---- EXCERPTED RECORDS
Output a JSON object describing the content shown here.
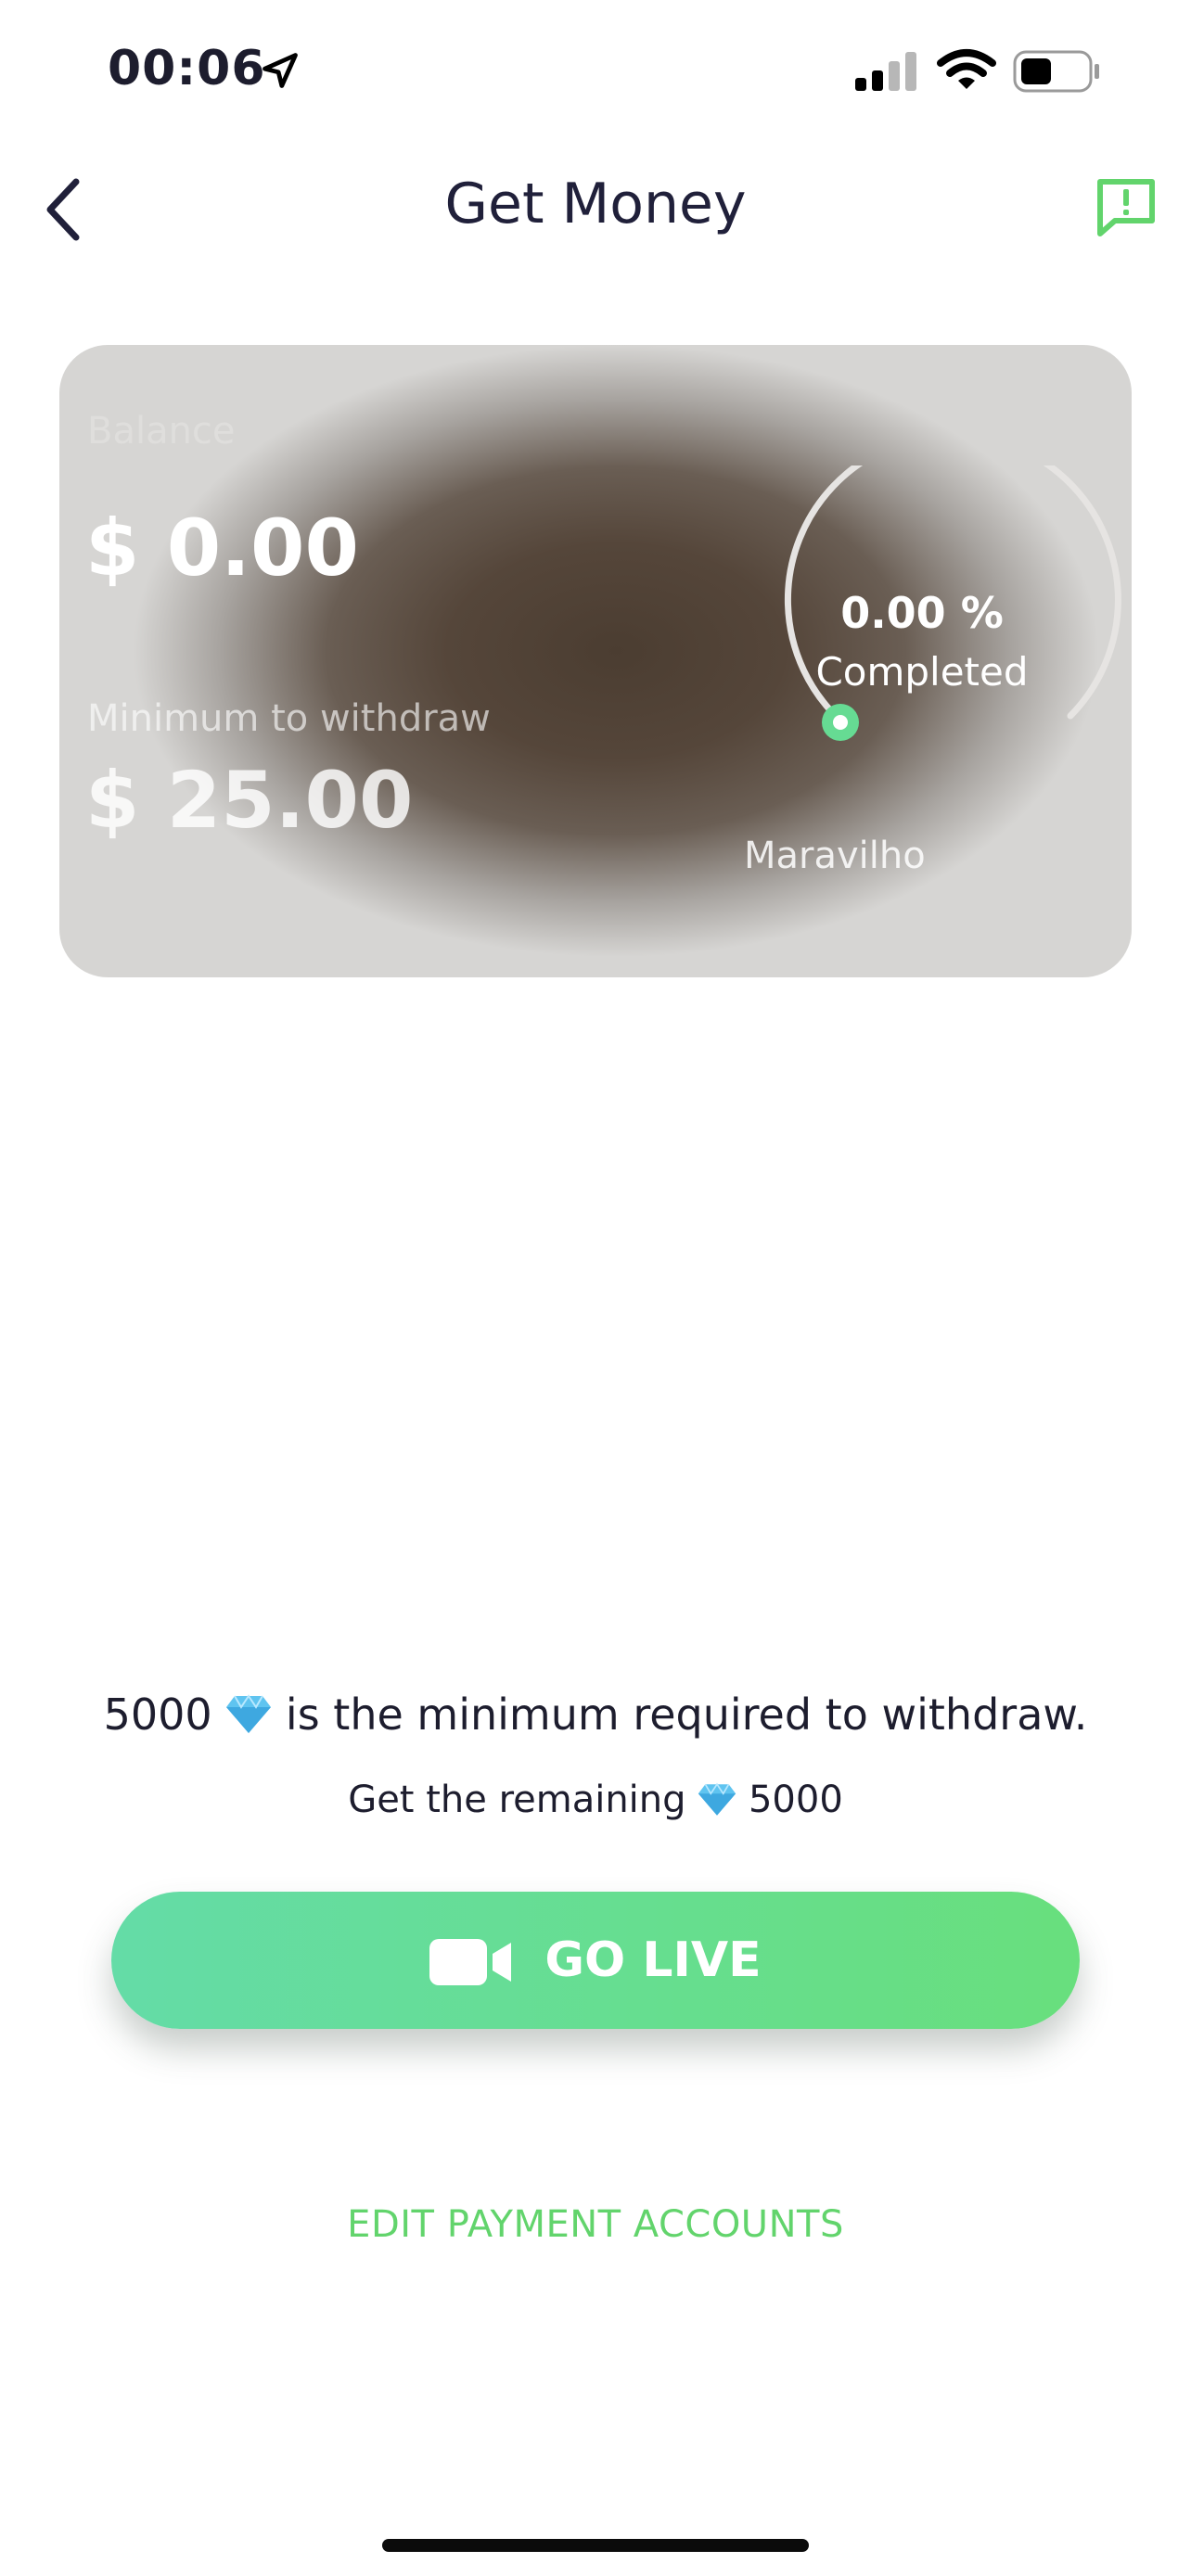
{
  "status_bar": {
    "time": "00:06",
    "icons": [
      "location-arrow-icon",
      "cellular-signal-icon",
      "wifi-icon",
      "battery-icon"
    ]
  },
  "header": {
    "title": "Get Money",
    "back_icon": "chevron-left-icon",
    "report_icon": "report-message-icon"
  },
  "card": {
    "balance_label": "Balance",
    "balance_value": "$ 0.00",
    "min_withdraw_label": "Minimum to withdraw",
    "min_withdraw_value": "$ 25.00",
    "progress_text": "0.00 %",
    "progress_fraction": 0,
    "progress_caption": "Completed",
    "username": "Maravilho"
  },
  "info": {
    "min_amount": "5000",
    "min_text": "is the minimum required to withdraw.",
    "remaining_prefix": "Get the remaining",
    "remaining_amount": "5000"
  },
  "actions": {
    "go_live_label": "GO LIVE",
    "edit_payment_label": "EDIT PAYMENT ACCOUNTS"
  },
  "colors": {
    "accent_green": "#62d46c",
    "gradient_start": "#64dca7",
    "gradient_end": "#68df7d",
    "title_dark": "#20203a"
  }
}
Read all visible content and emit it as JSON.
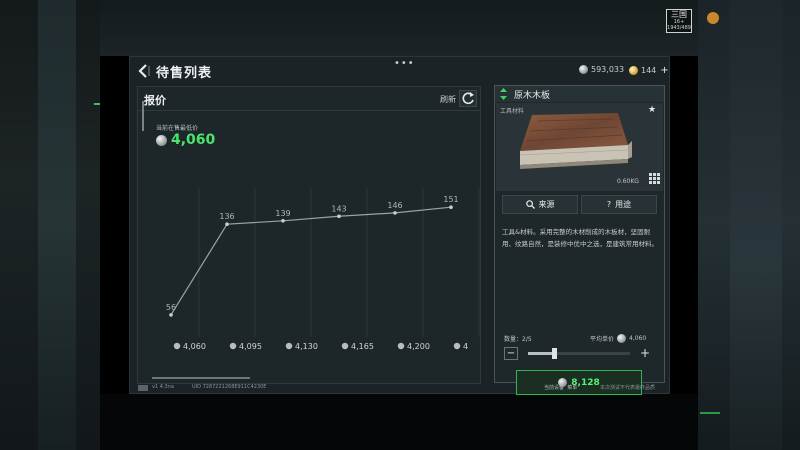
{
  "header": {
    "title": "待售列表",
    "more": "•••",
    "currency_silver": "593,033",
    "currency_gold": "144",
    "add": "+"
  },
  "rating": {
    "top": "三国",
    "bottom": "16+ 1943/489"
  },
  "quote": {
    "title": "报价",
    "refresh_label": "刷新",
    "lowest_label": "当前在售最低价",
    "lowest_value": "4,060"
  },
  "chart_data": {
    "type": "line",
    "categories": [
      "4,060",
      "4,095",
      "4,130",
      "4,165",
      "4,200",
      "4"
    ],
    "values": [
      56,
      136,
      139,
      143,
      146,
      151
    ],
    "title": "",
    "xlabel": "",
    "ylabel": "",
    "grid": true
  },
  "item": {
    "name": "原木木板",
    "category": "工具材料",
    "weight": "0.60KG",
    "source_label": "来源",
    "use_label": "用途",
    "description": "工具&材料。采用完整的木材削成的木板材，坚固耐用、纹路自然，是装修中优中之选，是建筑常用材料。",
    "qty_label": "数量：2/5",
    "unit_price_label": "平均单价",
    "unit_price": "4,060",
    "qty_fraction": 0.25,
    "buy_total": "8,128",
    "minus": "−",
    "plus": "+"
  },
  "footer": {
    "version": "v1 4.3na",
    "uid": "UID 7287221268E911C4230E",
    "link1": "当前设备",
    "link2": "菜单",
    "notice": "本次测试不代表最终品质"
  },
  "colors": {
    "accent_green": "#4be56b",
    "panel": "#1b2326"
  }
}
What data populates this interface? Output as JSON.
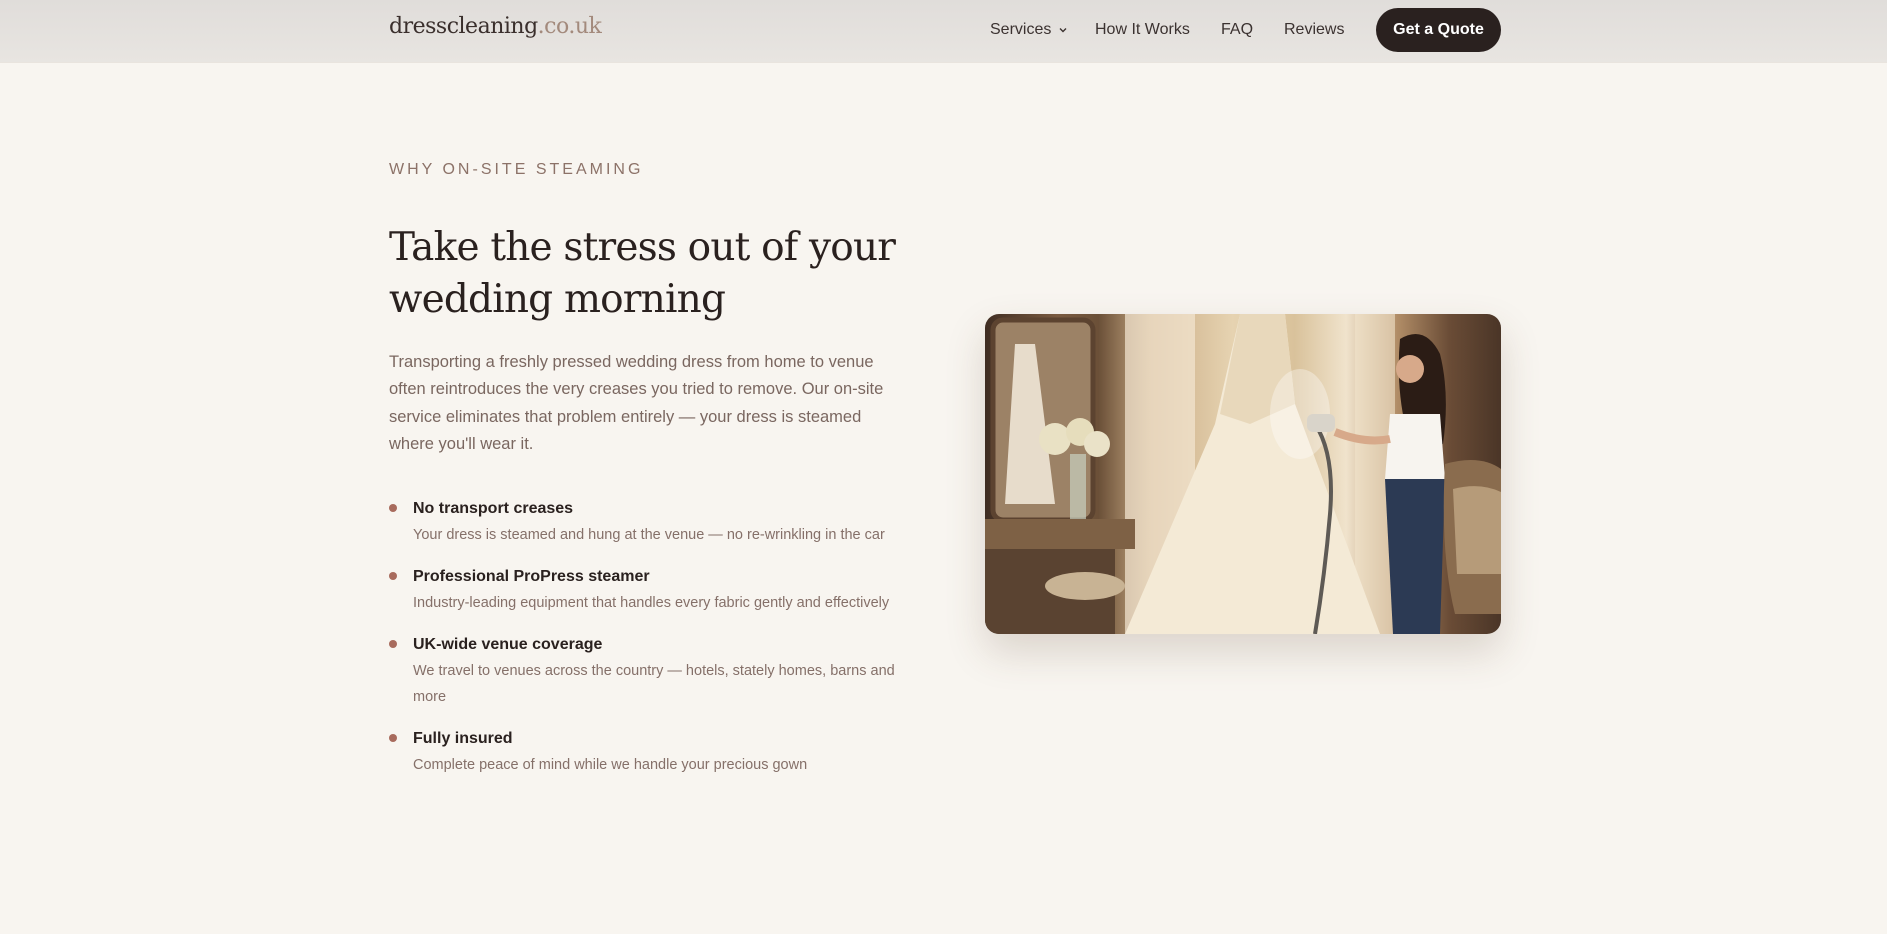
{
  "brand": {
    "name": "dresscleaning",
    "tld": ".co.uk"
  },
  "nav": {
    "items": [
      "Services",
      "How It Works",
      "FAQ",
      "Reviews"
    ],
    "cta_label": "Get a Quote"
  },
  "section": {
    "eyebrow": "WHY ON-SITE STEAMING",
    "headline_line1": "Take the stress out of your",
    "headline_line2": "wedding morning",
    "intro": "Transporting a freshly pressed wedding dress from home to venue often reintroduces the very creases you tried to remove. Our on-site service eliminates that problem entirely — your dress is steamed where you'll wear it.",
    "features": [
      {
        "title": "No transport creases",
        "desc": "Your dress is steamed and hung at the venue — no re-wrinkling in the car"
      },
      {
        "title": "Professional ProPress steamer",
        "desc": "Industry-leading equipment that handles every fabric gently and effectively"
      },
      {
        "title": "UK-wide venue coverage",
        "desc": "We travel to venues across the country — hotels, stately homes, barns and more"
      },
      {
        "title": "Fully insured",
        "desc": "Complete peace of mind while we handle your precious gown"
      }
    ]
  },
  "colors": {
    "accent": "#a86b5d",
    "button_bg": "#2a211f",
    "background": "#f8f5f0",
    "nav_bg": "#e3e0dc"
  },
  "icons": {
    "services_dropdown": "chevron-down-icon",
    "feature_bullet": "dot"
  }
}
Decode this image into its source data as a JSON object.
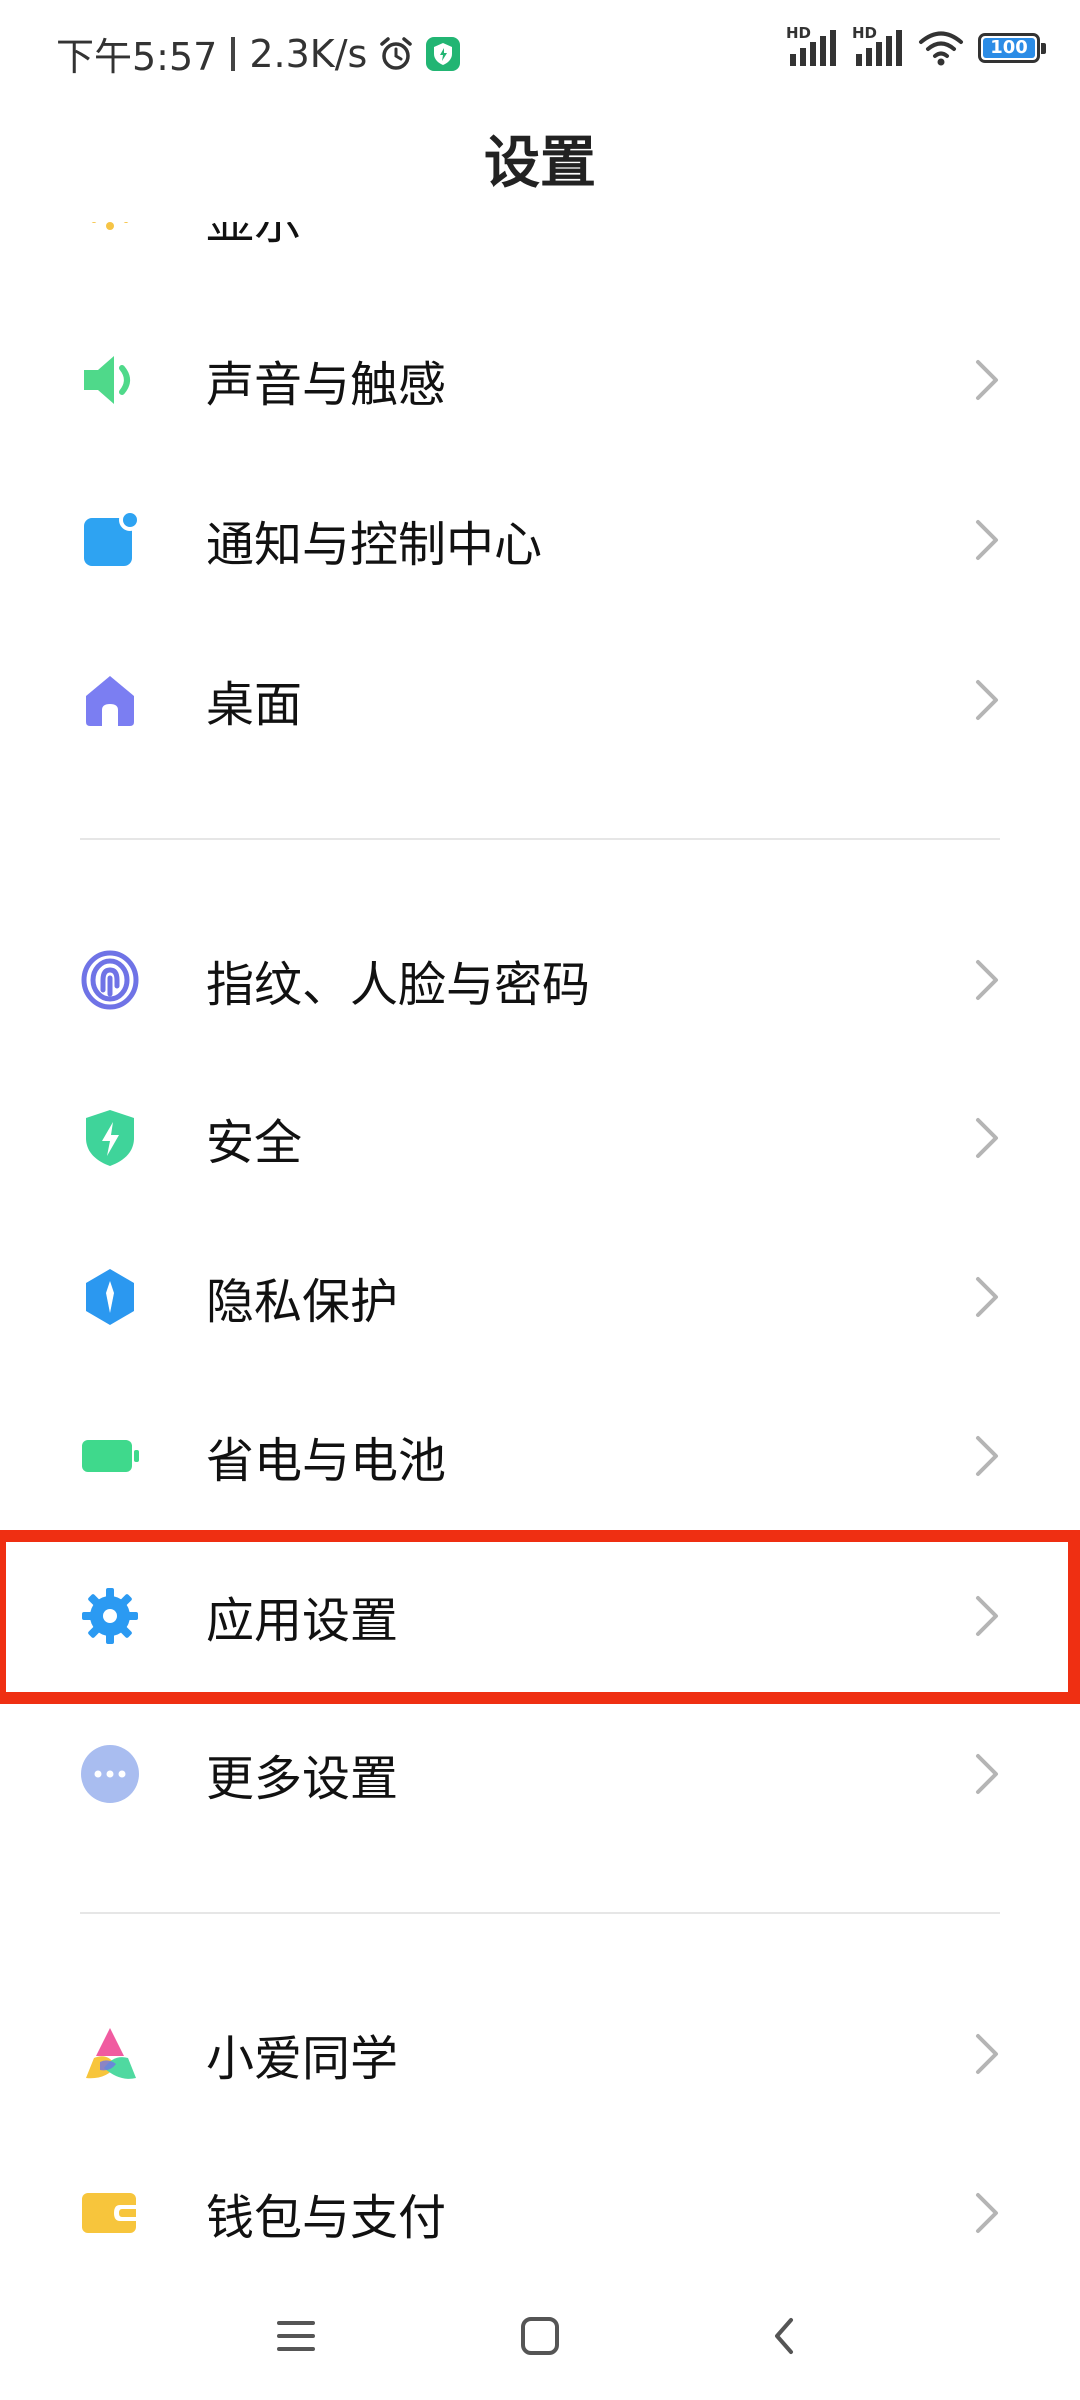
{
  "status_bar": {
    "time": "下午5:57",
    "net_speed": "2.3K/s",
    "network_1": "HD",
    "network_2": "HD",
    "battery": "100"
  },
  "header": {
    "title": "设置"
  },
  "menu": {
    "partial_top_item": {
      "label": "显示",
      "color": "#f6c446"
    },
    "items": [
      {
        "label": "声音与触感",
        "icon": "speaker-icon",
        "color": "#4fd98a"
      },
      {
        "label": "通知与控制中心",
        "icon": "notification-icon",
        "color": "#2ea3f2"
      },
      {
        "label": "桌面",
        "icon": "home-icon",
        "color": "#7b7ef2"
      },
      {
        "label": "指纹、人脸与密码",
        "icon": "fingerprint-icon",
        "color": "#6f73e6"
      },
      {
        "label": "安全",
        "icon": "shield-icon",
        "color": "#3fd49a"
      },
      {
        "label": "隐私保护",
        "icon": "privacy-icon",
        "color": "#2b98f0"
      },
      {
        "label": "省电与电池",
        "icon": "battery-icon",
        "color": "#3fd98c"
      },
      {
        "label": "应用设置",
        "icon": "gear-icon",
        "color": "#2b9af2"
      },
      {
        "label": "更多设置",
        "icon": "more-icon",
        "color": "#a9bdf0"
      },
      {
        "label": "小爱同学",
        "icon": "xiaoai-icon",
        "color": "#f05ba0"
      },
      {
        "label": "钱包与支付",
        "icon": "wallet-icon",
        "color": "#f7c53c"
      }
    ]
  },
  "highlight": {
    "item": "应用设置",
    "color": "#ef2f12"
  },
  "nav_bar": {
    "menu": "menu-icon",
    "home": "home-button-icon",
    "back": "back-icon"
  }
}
--------
[PROBLEM TO WORK ON] Pick out the lines that include the word "battery" and write them out.

[SOLUTION]
      "battery-icon"
    "battery": "100"
        "icon": "battery-icon",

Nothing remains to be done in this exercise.